§ **Written request**
Count only the lines of the records that hold "dolzarbligi", then give the number without any other words.

⁂

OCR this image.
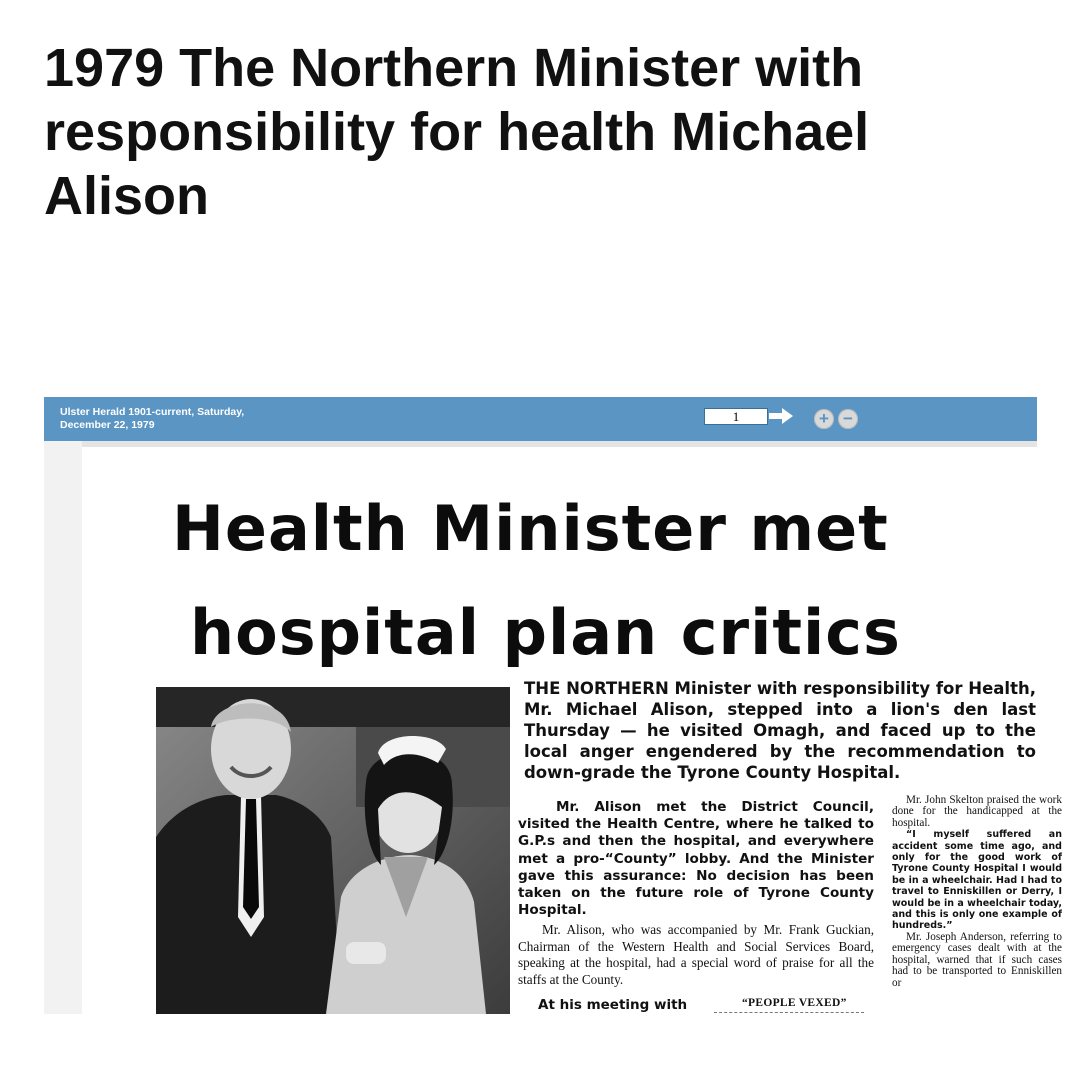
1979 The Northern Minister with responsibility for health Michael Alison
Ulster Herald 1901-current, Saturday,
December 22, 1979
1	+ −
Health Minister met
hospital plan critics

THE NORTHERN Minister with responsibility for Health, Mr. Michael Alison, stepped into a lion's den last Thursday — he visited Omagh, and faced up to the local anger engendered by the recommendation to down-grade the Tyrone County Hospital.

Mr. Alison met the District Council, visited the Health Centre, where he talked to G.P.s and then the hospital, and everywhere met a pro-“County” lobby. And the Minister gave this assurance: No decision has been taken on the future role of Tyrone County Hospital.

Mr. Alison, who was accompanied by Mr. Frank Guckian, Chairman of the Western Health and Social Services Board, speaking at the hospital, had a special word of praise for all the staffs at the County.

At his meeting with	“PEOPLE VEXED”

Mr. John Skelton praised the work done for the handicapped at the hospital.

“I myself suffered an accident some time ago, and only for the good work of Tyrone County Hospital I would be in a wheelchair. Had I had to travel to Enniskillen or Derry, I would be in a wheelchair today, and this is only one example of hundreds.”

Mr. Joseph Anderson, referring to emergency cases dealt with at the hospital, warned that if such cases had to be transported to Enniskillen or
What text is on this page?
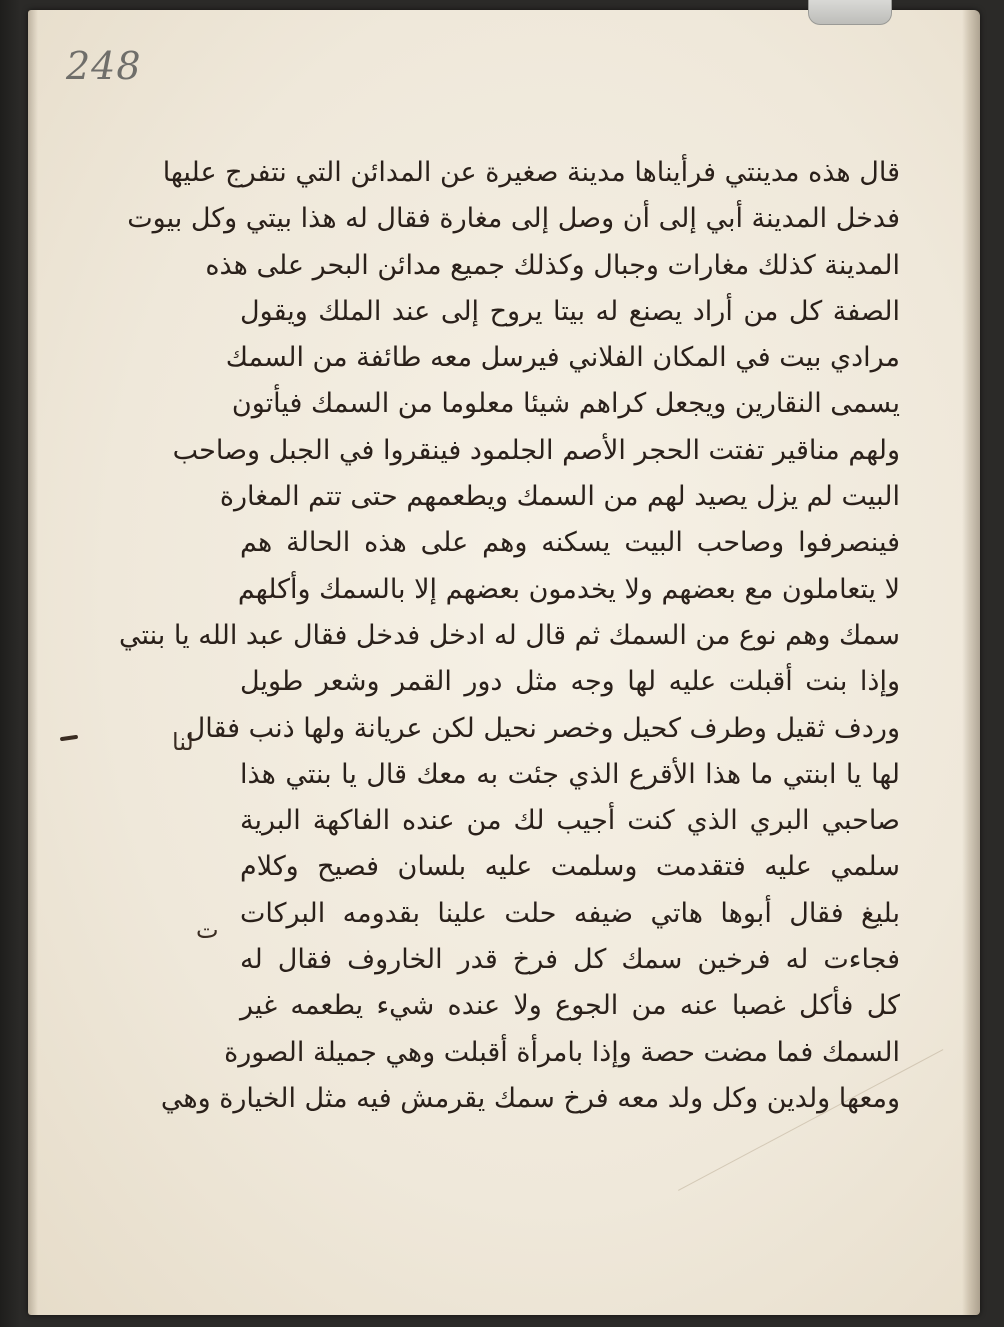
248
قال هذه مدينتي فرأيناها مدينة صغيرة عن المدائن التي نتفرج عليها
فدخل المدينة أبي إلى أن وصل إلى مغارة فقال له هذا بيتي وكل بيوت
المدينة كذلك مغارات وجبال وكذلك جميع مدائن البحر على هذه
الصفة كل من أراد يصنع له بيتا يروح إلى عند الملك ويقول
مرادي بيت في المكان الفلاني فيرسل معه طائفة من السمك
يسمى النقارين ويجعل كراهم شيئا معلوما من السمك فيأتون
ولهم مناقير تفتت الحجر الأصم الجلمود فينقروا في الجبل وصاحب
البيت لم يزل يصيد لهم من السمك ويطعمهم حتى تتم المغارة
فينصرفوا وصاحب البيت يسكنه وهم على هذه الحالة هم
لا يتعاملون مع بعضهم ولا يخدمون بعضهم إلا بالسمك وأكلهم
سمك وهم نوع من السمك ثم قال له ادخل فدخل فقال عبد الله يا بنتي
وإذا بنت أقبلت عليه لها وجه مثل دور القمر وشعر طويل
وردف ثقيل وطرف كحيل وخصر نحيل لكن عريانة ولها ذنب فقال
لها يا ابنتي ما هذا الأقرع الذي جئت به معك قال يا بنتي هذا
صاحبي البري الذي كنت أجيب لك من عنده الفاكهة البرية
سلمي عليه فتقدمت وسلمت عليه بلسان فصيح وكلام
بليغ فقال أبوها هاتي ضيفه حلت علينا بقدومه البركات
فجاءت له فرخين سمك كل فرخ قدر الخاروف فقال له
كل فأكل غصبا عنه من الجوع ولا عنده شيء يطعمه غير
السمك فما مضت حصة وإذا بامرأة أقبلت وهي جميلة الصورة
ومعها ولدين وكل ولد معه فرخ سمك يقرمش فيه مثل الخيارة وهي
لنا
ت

⁂

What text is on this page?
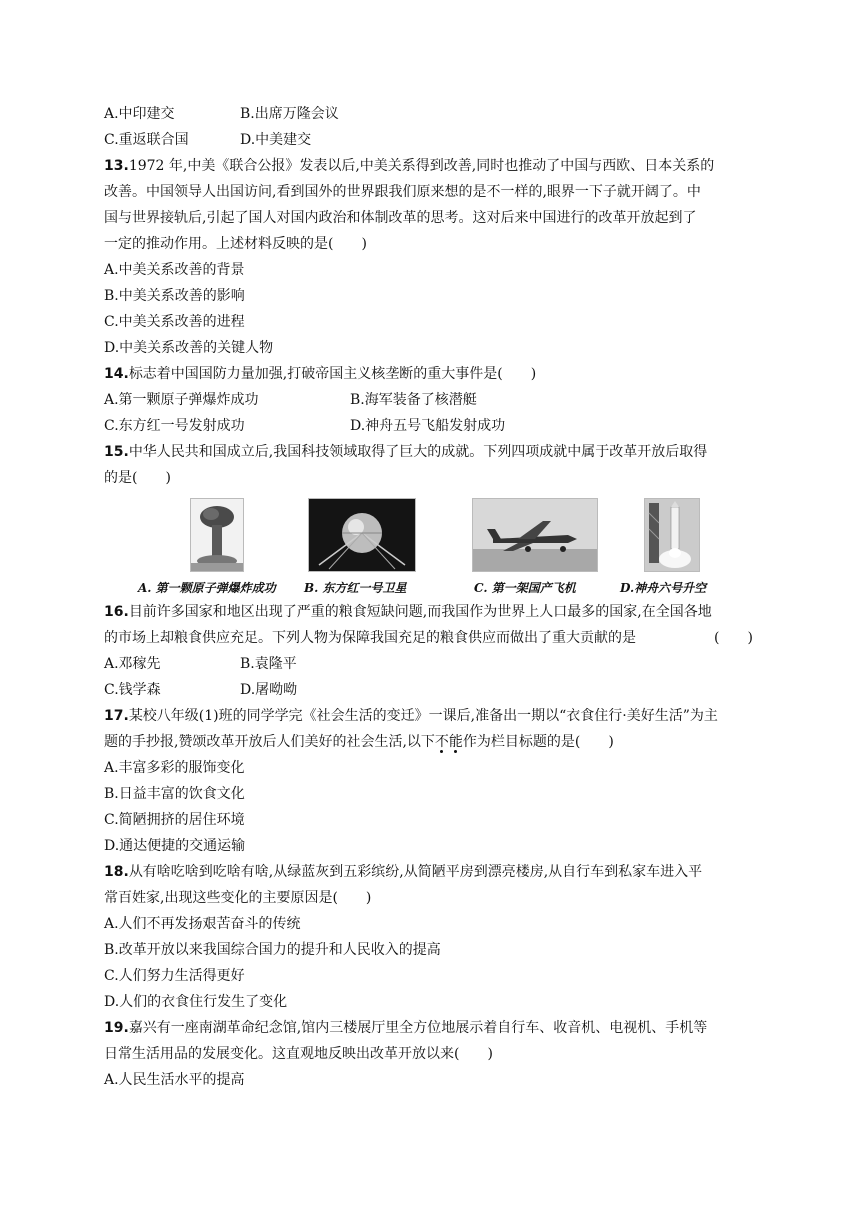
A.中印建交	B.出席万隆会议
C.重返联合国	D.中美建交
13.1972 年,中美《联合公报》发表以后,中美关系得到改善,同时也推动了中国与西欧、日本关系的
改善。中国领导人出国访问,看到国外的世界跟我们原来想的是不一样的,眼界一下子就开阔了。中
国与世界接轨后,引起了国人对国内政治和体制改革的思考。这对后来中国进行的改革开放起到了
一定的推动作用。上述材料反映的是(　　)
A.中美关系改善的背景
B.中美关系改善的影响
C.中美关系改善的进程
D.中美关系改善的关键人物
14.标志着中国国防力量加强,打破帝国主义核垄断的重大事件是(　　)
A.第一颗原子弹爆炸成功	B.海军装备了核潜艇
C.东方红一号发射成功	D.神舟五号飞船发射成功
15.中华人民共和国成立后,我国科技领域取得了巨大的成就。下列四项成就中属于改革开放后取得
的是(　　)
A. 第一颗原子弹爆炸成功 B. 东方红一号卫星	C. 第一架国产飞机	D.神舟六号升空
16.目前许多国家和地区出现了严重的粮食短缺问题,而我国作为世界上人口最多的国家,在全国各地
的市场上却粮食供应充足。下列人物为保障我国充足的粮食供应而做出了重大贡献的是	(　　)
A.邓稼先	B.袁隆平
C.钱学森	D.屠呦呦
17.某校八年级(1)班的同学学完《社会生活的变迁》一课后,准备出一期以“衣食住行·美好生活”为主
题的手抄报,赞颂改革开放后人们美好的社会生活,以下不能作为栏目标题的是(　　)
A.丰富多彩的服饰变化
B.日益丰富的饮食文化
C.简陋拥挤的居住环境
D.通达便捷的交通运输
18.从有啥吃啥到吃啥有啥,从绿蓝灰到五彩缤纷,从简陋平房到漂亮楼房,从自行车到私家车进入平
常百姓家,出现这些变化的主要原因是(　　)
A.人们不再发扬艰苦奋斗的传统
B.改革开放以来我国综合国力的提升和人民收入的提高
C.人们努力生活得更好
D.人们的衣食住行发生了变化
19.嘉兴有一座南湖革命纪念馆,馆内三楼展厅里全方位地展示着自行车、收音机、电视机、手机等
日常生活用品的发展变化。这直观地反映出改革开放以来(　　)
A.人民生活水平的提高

⁂

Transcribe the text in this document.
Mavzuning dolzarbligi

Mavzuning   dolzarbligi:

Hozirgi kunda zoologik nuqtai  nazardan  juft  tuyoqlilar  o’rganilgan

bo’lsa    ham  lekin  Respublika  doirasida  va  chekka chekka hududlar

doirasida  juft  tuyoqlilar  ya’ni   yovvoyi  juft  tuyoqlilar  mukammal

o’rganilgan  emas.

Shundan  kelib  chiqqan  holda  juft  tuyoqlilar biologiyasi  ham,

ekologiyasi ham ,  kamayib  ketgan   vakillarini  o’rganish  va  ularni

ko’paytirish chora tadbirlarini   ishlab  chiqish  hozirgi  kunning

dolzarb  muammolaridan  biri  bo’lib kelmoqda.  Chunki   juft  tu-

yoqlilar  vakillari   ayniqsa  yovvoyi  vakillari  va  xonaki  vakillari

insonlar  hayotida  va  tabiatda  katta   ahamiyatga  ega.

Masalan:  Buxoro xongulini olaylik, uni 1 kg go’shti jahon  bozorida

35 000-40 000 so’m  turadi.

⁂

§ **Answer for this exercise**
2